• _Passage cité_

Jakub Dobeš est rendu à un moment charnière de sa carrière, un de ces moments où un gardien peut faire basculer complètement la perception qu’on a de lui.
Après sa victoire immense contre les Bruins de Boston, voilà qu’on lui remet encore le filet pour le match le plus important de l’année contre les Red Wings de Détroit.
Martin St-Louis fait confiance à Jakub Dobeš pour ce match crucial face aux Wings! pic.twitter.com/zCoRbUqrVe
— RDS (@RDSca) March 19, 2026
Ça veut tout dire. On ne parle plus d’un jeune qu’on protège, d’un gars qu’on glisse dans l’alignement pour lui donner un peu d’expérience, on parle d’un gardien à qui on confie la saison des Canadiens de Montréal.
Et quand une organisation fait ça en pleine course, ce n’est pas pour récompenser un bon match, c’est parce qu’elle croit que ce gardien-là lui donne la meilleure chance de survivre.
Et ce qui rend tout ça encore plus fort, c’est justement le chemin qu’il a dû parcourir. Tout le monde se souvient du moment où il avait craqué, du moment où il avait pleuré, du moment où certains avaient ri de lui comme si l’émotion était une faiblesse, comme si un gardien n’avait pas le droit d’être humain.
À VOIR: Jakub Dobes était très émotif après la défaite des siens hier soir.
— TVA Sports (@TVASports) November 7, 2025
Voyez le point de presse complet ainsi que la réaction de St-Louis et de ses coéquipiers, ici ➡️ https://t.co/WqJKFoNusJ pic.twitter.com/mu5WIkdz1k
Cette scène-là lui a collé à la peau. Beaucoup avaient décidé ce soir-là qu’il n’avait pas l’étoffe pour jouer dans un marché comme Montréal. Beaucoup avaient mis une étiquette sur son front.
Il n’a pas seulement été jugé… il a été tourné en ridicule. Notamment par Josée Théodore, qui avait carrément banalisé la scène en parlant d’un « ange dans la neige », comme si le gardien était en train de se rouler au sol, dépassé, incapable de se contrôler.
L’image a fait le tour.
Et elle a fait mal.
Parce que dans un marché comme Montréal, quand on commence à te coller ce genre d’étiquette-là, ça ne disparaît jamais vraiment. Ça devient une perception. Une faiblesse supposée. Un doute permanent.
Mais aujourd’hui, ce même gardien est en train de répondre de la seule façon qui compte.
Et ironiquement, le gars qu’on comparait à quelqu’un perdu dans la neige est maintenant celui qui tient les Canadiens de Montréal en vie dans la tempête.

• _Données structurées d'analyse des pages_
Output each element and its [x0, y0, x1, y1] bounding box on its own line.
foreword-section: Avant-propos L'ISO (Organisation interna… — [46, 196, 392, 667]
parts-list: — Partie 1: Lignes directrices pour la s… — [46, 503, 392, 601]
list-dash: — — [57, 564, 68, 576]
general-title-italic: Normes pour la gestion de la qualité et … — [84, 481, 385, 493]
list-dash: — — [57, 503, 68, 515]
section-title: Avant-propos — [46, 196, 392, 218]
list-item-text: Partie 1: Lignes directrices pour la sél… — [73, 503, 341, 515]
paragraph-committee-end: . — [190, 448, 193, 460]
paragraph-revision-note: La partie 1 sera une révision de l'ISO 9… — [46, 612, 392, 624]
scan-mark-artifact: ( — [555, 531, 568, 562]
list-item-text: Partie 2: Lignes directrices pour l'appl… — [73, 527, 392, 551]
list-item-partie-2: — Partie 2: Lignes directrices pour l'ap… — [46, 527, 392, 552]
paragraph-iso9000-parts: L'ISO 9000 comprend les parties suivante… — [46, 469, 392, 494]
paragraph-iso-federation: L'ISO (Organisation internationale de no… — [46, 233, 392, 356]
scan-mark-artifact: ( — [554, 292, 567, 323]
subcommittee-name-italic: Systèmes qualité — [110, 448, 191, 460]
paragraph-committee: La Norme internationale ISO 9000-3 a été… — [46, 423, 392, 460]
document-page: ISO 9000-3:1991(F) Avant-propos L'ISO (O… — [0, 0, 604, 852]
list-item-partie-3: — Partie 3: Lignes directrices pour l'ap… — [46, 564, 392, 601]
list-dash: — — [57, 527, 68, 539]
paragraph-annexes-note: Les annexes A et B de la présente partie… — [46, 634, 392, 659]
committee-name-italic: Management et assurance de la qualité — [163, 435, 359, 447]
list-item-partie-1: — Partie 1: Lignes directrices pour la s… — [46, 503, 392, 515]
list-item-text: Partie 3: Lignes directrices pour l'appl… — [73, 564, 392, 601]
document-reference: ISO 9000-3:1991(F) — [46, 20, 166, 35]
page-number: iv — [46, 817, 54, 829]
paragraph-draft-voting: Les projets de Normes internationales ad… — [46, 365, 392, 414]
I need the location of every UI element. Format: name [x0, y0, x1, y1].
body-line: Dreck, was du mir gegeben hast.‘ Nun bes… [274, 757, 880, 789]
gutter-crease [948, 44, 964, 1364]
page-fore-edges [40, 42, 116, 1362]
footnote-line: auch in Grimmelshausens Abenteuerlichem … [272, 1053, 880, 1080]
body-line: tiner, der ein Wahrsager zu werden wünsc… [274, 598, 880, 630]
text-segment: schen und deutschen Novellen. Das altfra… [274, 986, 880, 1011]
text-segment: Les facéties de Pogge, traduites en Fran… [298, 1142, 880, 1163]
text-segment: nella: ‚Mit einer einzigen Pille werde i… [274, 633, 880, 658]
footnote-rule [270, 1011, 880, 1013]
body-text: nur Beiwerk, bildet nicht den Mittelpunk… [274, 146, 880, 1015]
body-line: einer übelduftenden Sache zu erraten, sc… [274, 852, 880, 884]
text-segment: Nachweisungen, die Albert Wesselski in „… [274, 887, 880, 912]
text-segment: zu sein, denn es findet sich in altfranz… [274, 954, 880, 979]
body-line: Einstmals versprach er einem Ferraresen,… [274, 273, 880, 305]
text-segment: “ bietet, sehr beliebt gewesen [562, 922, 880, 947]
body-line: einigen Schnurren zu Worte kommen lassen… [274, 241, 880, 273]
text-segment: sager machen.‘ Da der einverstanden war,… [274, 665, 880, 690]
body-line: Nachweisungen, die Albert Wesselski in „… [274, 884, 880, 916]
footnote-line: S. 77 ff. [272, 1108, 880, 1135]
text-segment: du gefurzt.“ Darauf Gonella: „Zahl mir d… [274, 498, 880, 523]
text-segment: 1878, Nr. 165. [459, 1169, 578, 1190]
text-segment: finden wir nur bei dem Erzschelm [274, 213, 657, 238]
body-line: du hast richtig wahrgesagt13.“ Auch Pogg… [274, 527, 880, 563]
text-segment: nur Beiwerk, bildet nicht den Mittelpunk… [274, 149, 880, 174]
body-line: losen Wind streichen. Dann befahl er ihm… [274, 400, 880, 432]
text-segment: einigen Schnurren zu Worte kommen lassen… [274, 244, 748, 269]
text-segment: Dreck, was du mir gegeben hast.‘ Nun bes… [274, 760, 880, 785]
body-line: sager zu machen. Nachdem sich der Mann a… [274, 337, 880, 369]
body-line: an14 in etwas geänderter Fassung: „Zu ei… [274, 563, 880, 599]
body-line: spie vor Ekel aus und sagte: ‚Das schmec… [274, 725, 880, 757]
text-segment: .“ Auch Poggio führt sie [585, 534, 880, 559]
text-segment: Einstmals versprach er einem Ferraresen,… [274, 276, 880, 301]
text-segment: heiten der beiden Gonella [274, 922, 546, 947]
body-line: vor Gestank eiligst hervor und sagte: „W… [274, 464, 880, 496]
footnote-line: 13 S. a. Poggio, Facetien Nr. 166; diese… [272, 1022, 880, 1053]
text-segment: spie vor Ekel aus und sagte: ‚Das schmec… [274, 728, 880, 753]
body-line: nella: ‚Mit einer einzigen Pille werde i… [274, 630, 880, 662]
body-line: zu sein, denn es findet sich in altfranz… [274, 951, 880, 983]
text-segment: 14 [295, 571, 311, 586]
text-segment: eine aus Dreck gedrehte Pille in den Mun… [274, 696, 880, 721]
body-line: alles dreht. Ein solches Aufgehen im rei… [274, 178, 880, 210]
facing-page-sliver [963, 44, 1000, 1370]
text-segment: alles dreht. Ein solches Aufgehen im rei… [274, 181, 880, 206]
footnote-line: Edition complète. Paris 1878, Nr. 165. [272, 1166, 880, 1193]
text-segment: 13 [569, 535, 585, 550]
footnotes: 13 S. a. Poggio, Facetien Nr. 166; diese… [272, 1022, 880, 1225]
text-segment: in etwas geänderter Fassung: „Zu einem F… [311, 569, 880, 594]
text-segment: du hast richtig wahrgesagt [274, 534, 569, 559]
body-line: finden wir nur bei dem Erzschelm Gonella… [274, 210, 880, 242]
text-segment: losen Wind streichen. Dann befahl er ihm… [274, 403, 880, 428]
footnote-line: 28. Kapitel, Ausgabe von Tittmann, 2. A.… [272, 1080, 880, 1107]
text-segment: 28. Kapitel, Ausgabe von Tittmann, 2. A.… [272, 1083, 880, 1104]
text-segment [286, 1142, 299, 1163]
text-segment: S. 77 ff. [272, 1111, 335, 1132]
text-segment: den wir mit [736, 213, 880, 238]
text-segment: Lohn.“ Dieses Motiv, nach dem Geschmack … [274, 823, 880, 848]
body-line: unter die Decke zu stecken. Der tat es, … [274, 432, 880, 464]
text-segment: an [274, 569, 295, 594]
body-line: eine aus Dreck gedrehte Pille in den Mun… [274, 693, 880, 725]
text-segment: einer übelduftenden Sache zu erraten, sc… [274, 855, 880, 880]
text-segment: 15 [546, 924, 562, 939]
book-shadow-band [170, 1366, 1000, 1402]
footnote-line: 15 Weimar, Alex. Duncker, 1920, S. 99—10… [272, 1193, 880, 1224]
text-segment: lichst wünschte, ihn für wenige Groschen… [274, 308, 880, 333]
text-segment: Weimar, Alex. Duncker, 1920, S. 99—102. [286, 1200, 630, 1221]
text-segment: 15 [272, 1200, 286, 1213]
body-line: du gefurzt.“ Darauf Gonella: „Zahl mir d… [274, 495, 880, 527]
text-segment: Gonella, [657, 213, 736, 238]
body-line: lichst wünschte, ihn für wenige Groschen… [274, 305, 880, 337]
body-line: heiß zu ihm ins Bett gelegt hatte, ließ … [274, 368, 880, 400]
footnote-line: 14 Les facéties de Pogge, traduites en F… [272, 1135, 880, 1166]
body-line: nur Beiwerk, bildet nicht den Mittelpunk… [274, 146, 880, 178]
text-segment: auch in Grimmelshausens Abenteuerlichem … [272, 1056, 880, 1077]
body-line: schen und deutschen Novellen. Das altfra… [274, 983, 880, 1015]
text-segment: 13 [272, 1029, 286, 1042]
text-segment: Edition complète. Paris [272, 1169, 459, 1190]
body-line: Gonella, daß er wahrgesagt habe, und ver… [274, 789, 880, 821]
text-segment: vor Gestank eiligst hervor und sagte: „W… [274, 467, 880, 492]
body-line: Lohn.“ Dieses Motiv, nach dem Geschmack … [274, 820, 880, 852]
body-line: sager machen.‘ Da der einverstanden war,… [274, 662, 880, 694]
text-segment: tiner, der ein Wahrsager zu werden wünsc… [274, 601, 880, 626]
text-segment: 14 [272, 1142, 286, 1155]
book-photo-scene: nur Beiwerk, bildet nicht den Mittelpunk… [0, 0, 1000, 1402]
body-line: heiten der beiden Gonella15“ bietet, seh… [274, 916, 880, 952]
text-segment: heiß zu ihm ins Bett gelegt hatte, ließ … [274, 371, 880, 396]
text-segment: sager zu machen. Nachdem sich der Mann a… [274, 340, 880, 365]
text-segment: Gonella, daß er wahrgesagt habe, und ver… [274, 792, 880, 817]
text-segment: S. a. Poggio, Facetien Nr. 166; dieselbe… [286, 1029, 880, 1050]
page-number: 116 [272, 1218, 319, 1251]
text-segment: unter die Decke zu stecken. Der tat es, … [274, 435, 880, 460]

• _Questions à traiter_
1. Pouvez-vous résumer en deux phrases l'article sur Jakub Dobeš ?
2. Pouvez-vous restituer mot pour mot le passage de l'article sur Jakub Dobeš qui va de « Parce que dans » jusqu'à « dans la tempête. » ?
3. Pouvez-vous reprendre l'article sur Jakub Dobeš et le poursuivre à partir de sa dernière phrase ?

• _Réponses par question_
1. Après sa victoire contre les Bruins de Boston, Jakub Dobeš se voit confier le filet des Canadiens de Montréal pour le match le plus important de l'année contre les Red Wings de Détroit, signe que l'organisation croit qu'il lui donne la meilleure chance de survivre. Longtemps marqué par la scène où il avait pleuré et avait été tourné en ridicule, notamment par Josée Théodore, il répond aujourd'hui de la seule façon qui compte.

2.
Parce que dans un marché comme Montréal, quand on commence à te coller ce genre d’étiquette-là, ça ne disparaît jamais vraiment. Ça devient une perception. Une faiblesse supposée. Un doute permanent.
Mais aujourd’hui, ce même gardien est en train de répondre de la seule façon qui compte.
Et ironiquement, le gars qu’on comparait à quelqu’un perdu dans la neige est maintenant celui qui tient les Canadiens de Montréal en vie dans la tempête.

3.
Trop fragile. Trop émotif. Pas bâti pour la pression. Et pourtant, le voilà aujourd’hui au centre de tout, avec le filet des Canadiens de Montréal entre les mains, dans un duel qui peut changer la fin de saison au complet.
C’est ça qui est fascinant avec Dobeš. Il a beau avoir un style parfois brouillon, il a beau donner l’impression par moments que tout peut éclater, il trouve une façon de rester vivant dans les matchs, il trouve une façon de répondre, et surtout, il trouve une façon de gagner.
C’est ça qu’on demande à un gardien dans ce temps-ci de l’année. Pas d’être joli. Pas d’être parfait. D’être là quand ça compte.
D’être capable d’encaisser le chaos, de se relever après un mauvais but, de ne pas laisser un moment difficile devenir un effondrement complet. Contre Boston, il a donné aux Canadiens de Montréal exactement ce qu’ils avaient besoin de lui donner.
Là, contre Détroit, il arrive à une autre étape. Pas juste confirmer qu’il peut voler un match. Confirmer qu’il peut porter une équipe sur ses épaules quand tout devient lourd.
S’il livre encore, il va se passer quelque chose de majeur dans l’esprit des gens. On ne parlera plus seulement de lui comme d’un gardien intrigant, imprévisible, intense.
On va commencer à parler de lui comme d’un vrai facteur dans la course. Et pour un gars que plusieurs avaient enterré émotionnellement après l’avoir vu pleurer, ce serait toute une réponse.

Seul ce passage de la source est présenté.